Below is a block of records; reproduce all of them exactly and leave out any pictures.
———
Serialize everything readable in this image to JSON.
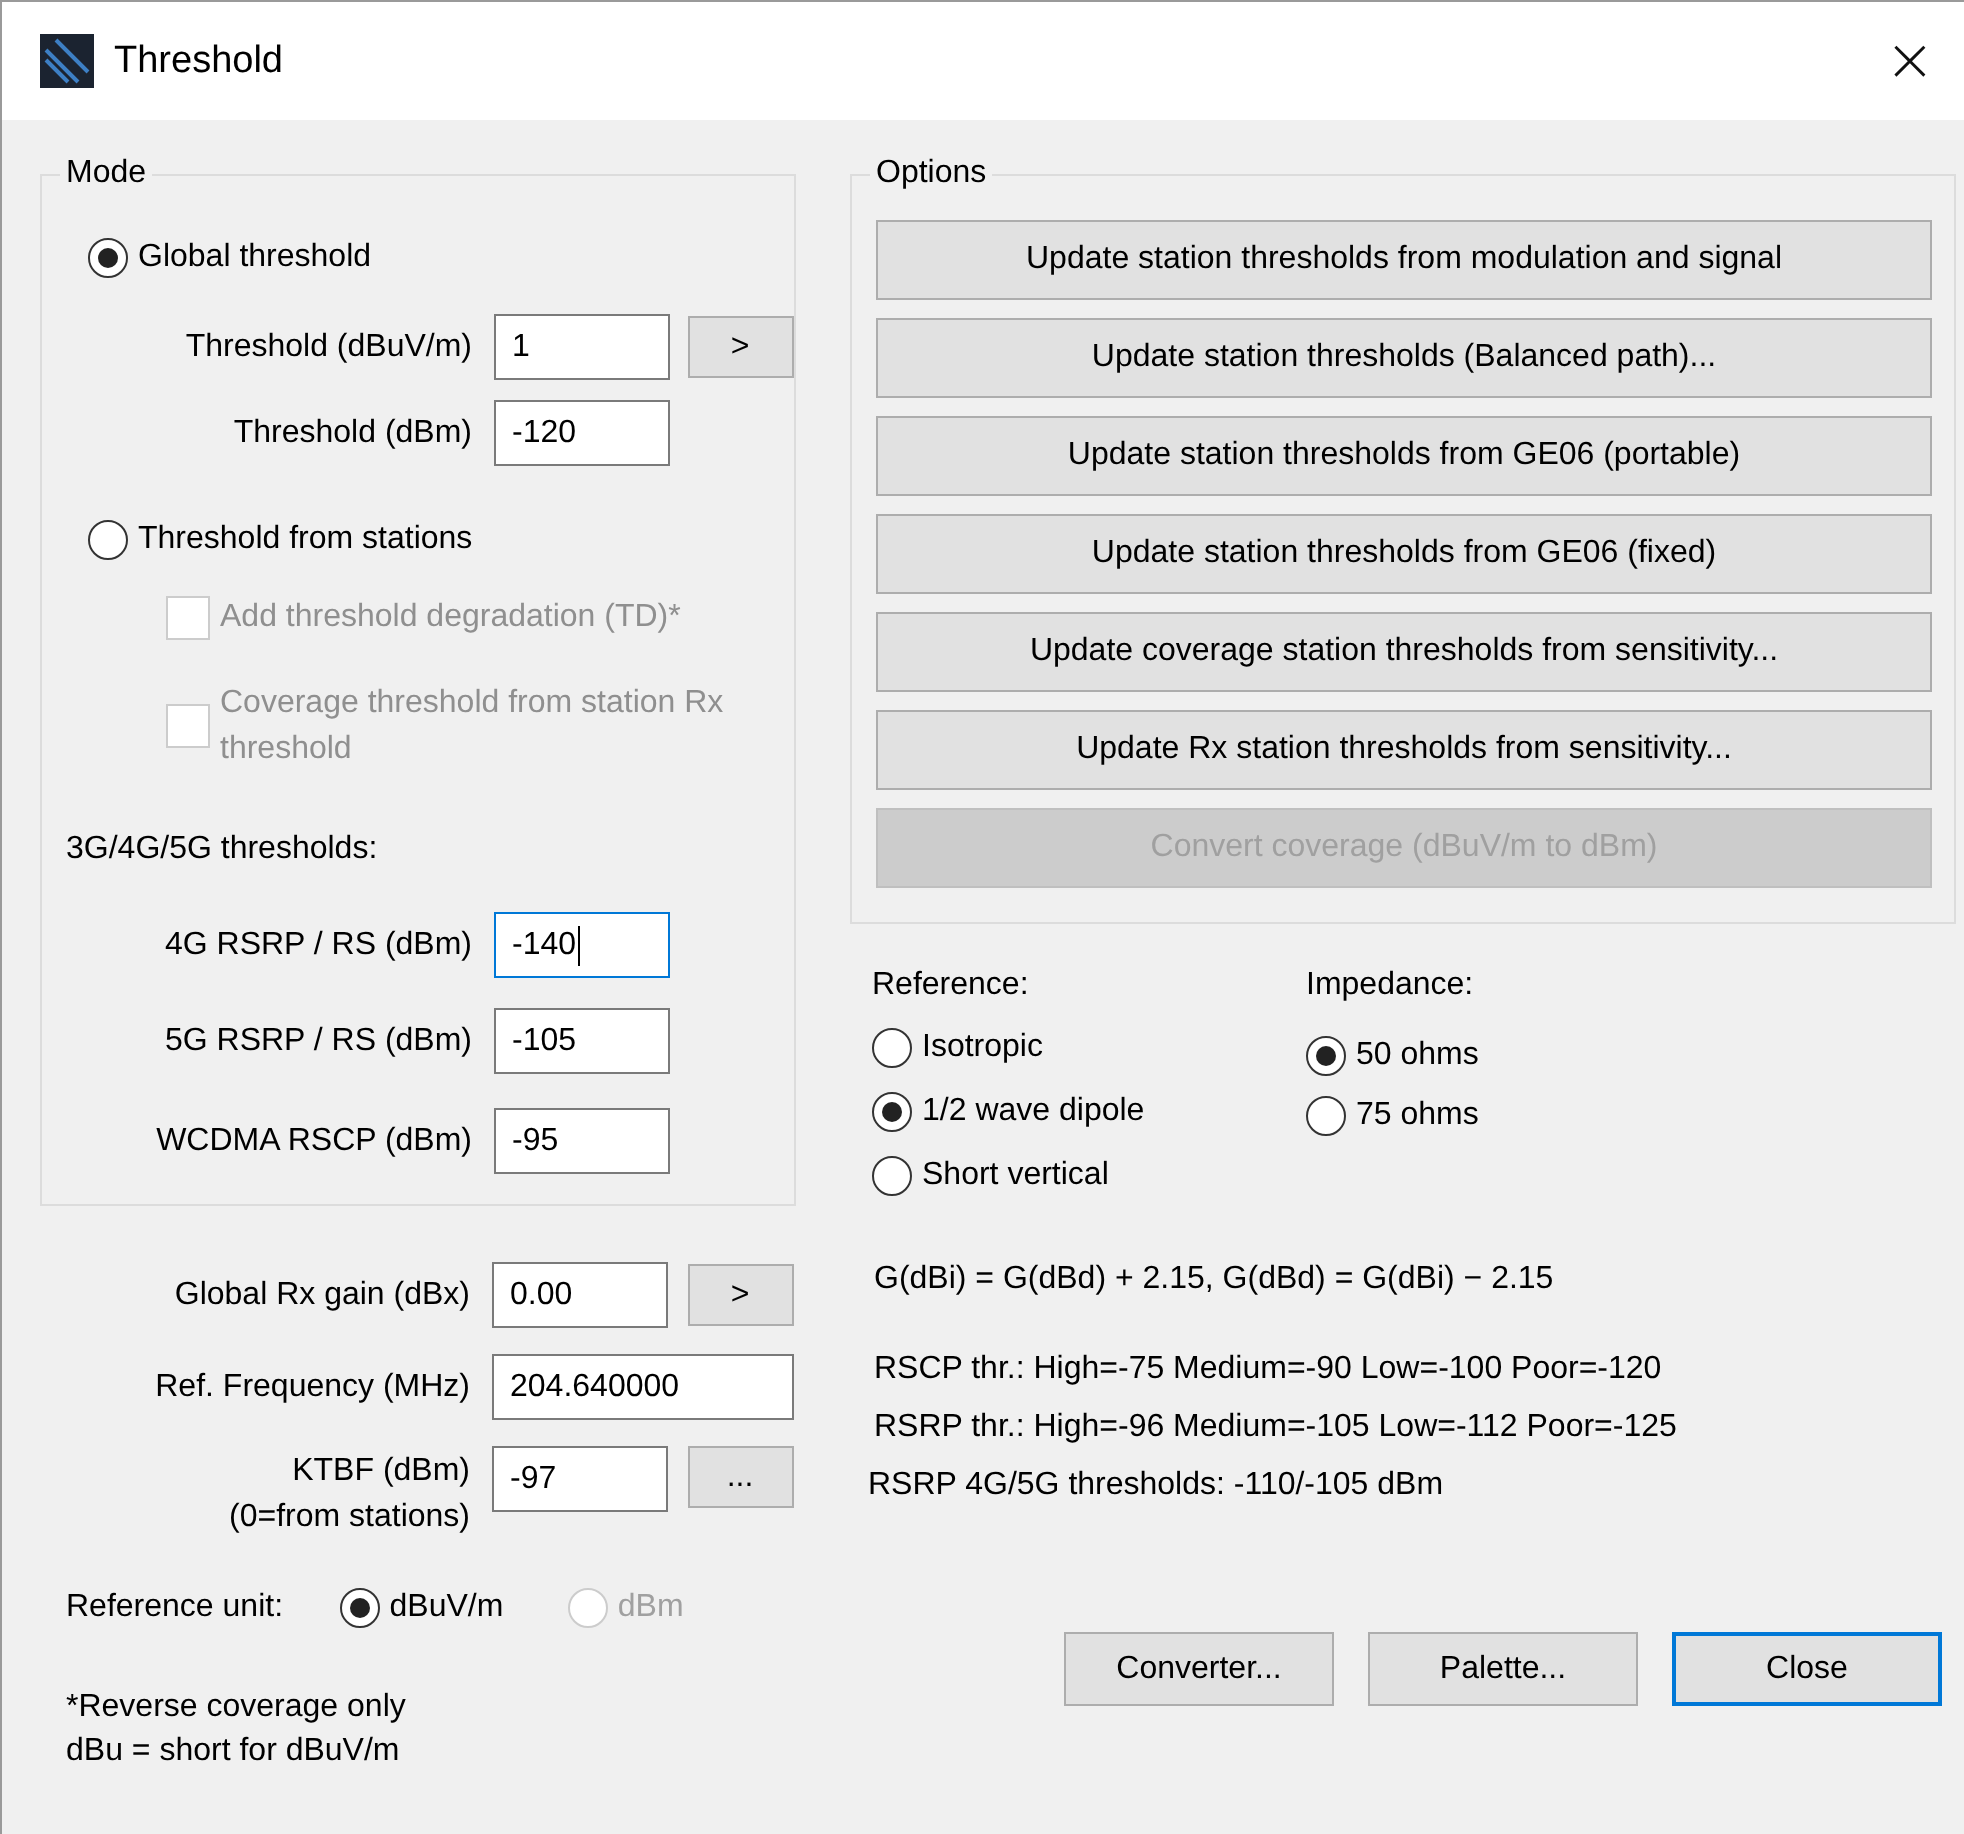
{
  "window": {
    "title": "Threshold",
    "close": "×"
  },
  "mode": {
    "title": "Mode",
    "global": {
      "label": "Global threshold",
      "selected": true
    },
    "global_fields": [
      {
        "label": "Threshold (dBuV/m)",
        "value": "1",
        "button": ">",
        "focused": false
      },
      {
        "label": "Threshold (dBm)",
        "value": "-120",
        "focused": false
      }
    ],
    "stations": {
      "label": "Threshold from stations",
      "selected": false
    },
    "station_checks": [
      {
        "label": "Add threshold degradation (TD)*",
        "checked": false,
        "disabled": true
      },
      {
        "label": "Coverage threshold from station Rx threshold",
        "checked": false,
        "disabled": true
      }
    ],
    "thresholds_title": "3G/4G/5G thresholds:",
    "threshold_fields": [
      {
        "label": "4G RSRP / RS (dBm)",
        "value": "-140",
        "focused": true
      },
      {
        "label": "5G RSRP / RS (dBm)",
        "value": "-105",
        "focused": false
      },
      {
        "label": "WCDMA RSCP (dBm)",
        "value": "-95",
        "focused": false
      }
    ]
  },
  "fields": [
    {
      "label": "Global Rx gain (dBx)",
      "value": "0.00",
      "button": ">",
      "kind": "short"
    },
    {
      "label": "Ref. Frequency (MHz)",
      "value": "204.640000",
      "kind": "wide"
    },
    {
      "label": "KTBF (dBm)\n(0=from stations)",
      "value": "-97",
      "button": "...",
      "kind": "short"
    }
  ],
  "reference_unit": {
    "label": "Reference unit:",
    "options": [
      {
        "label": "dBuV/m",
        "selected": true,
        "disabled": false
      },
      {
        "label": "dBm",
        "selected": false,
        "disabled": true
      }
    ]
  },
  "notes": [
    "*Reverse coverage only",
    "dBu = short for dBuV/m"
  ],
  "options": {
    "title": "Options",
    "buttons": [
      {
        "label": "Update station thresholds from modulation and signal",
        "disabled": false
      },
      {
        "label": "Update station thresholds (Balanced path)...",
        "disabled": false
      },
      {
        "label": "Update station thresholds from GE06 (portable)",
        "disabled": false
      },
      {
        "label": "Update station thresholds from GE06 (fixed)",
        "disabled": false
      },
      {
        "label": "Update coverage station thresholds from sensitivity...",
        "disabled": false
      },
      {
        "label": "Update Rx station thresholds from sensitivity...",
        "disabled": false
      },
      {
        "label": "Convert coverage (dBuV/m to dBm)",
        "disabled": true
      }
    ]
  },
  "reference": {
    "title": "Reference:",
    "options": [
      {
        "label": "Isotropic",
        "selected": false
      },
      {
        "label": "1/2 wave dipole",
        "selected": true
      },
      {
        "label": "Short vertical",
        "selected": false
      }
    ]
  },
  "impedance": {
    "title": "Impedance:",
    "options": [
      {
        "label": "50 ohms",
        "selected": true
      },
      {
        "label": "75 ohms",
        "selected": false
      }
    ]
  },
  "formula": "G(dBi) = G(dBd) + 2.15, G(dBd) = G(dBi) − 2.15",
  "info_lines": [
    "RSCP thr.: High=-75 Medium=-90 Low=-100 Poor=-120",
    "RSRP thr.: High=-96 Medium=-105 Low=-112 Poor=-125",
    "RSRP 4G/5G thresholds: -110/-105 dBm"
  ],
  "footer_buttons": [
    {
      "label": "Converter...",
      "default": false
    },
    {
      "label": "Palette...",
      "default": false
    },
    {
      "label": "Close",
      "default": true
    }
  ]
}
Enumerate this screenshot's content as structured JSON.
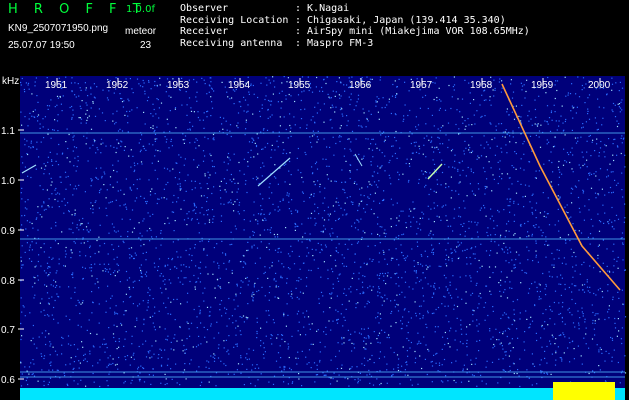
{
  "app": {
    "brand": "H R O F F T",
    "version": "1.0.0f",
    "file_name": "KN9_2507071950.png",
    "timestamp": "25.07.07 19:50",
    "mode_label": "meteor",
    "count": "23"
  },
  "meta": [
    {
      "key": "Observer",
      "value": ": K.Nagai"
    },
    {
      "key": "Receiving Location",
      "value": ": Chigasaki, Japan (139.414 35.340)"
    },
    {
      "key": "Receiver",
      "value": ": AirSpy mini (Miakejima VOR 108.65MHz)"
    },
    {
      "key": "Receiving antenna",
      "value": ": Maspro FM-3"
    }
  ],
  "axis": {
    "unit": "kHz",
    "y_ticks": [
      "1.1",
      "1.0",
      "0.9",
      "0.8",
      "0.7",
      "0.6"
    ],
    "x_ticks": [
      "1951",
      "1952",
      "1953",
      "1954",
      "1955",
      "1956",
      "1957",
      "1958",
      "1959",
      "2000"
    ]
  },
  "colors": {
    "background": "#00007a",
    "noise": "#2a6cff",
    "accent": "#00ff3c",
    "baseline": "#00e5ff",
    "signal": "#ffff00"
  }
}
———
- Solution for this task -
Serialize everything readable in this image to JSON.
{
  "window": {
    "title": "Threshold",
    "close": "×"
  },
  "mode": {
    "title": "Mode",
    "global": {
      "label": "Global threshold",
      "selected": true
    },
    "global_fields": [
      {
        "label": "Threshold (dBuV/m)",
        "value": "1",
        "button": ">",
        "focused": false
      },
      {
        "label": "Threshold (dBm)",
        "value": "-120",
        "focused": false
      }
    ],
    "stations": {
      "label": "Threshold from stations",
      "selected": false
    },
    "station_checks": [
      {
        "label": "Add threshold degradation (TD)*",
        "checked": false,
        "disabled": true
      },
      {
        "label": "Coverage threshold from station Rx threshold",
        "checked": false,
        "disabled": true
      }
    ],
    "thresholds_title": "3G/4G/5G thresholds:",
    "threshold_fields": [
      {
        "label": "4G RSRP / RS (dBm)",
        "value": "-140",
        "focused": true
      },
      {
        "label": "5G RSRP / RS (dBm)",
        "value": "-105",
        "focused": false
      },
      {
        "label": "WCDMA RSCP (dBm)",
        "value": "-95",
        "focused": false
      }
    ]
  },
  "fields": [
    {
      "label": "Global Rx gain (dBx)",
      "value": "0.00",
      "button": ">",
      "kind": "short"
    },
    {
      "label": "Ref. Frequency (MHz)",
      "value": "204.640000",
      "kind": "wide"
    },
    {
      "label": "KTBF (dBm)\n(0=from stations)",
      "value": "-97",
      "button": "...",
      "kind": "short"
    }
  ],
  "reference_unit": {
    "label": "Reference unit:",
    "options": [
      {
        "label": "dBuV/m",
        "selected": true,
        "disabled": false
      },
      {
        "label": "dBm",
        "selected": false,
        "disabled": true
      }
    ]
  },
  "notes": [
    "*Reverse coverage only",
    "dBu = short for dBuV/m"
  ],
  "options": {
    "title": "Options",
    "buttons": [
      {
        "label": "Update station thresholds from modulation and signal",
        "disabled": false
      },
      {
        "label": "Update station thresholds (Balanced path)...",
        "disabled": false
      },
      {
        "label": "Update station thresholds from GE06 (portable)",
        "disabled": false
      },
      {
        "label": "Update station thresholds from GE06 (fixed)",
        "disabled": false
      },
      {
        "label": "Update coverage station thresholds from sensitivity...",
        "disabled": false
      },
      {
        "label": "Update Rx station thresholds from sensitivity...",
        "disabled": false
      },
      {
        "label": "Convert coverage (dBuV/m to dBm)",
        "disabled": true
      }
    ]
  },
  "reference": {
    "title": "Reference:",
    "options": [
      {
        "label": "Isotropic",
        "selected": false
      },
      {
        "label": "1/2 wave dipole",
        "selected": true
      },
      {
        "label": "Short vertical",
        "selected": false
      }
    ]
  },
  "impedance": {
    "title": "Impedance:",
    "options": [
      {
        "label": "50 ohms",
        "selected": true
      },
      {
        "label": "75 ohms",
        "selected": false
      }
    ]
  },
  "formula": "G(dBi) = G(dBd) + 2.15, G(dBd) = G(dBi) − 2.15",
  "info_lines": [
    "RSCP thr.: High=-75 Medium=-90 Low=-100 Poor=-120",
    "RSRP thr.: High=-96 Medium=-105 Low=-112 Poor=-125",
    "RSRP 4G/5G thresholds: -110/-105 dBm"
  ],
  "footer_buttons": [
    {
      "label": "Converter...",
      "default": false
    },
    {
      "label": "Palette...",
      "default": false
    },
    {
      "label": "Close",
      "default": true
    }
  ]
}
Enumerate this screenshot's content as structured JSON.
{
  "app": {
    "brand": "H R O F F T",
    "version": "1.0.0f",
    "file_name": "KN9_2507071950.png",
    "timestamp": "25.07.07 19:50",
    "mode_label": "meteor",
    "count": "23"
  },
  "meta": [
    {
      "key": "Observer",
      "value": ": K.Nagai"
    },
    {
      "key": "Receiving Location",
      "value": ": Chigasaki, Japan (139.414 35.340)"
    },
    {
      "key": "Receiver",
      "value": ": AirSpy mini (Miakejima VOR 108.65MHz)"
    },
    {
      "key": "Receiving antenna",
      "value": ": Maspro FM-3"
    }
  ],
  "axis": {
    "unit": "kHz",
    "y_ticks": [
      "1.1",
      "1.0",
      "0.9",
      "0.8",
      "0.7",
      "0.6"
    ],
    "x_ticks": [
      "1951",
      "1952",
      "1953",
      "1954",
      "1955",
      "1956",
      "1957",
      "1958",
      "1959",
      "2000"
    ]
  },
  "colors": {
    "background": "#00007a",
    "noise": "#2a6cff",
    "accent": "#00ff3c",
    "baseline": "#00e5ff",
    "signal": "#ffff00"
  }
}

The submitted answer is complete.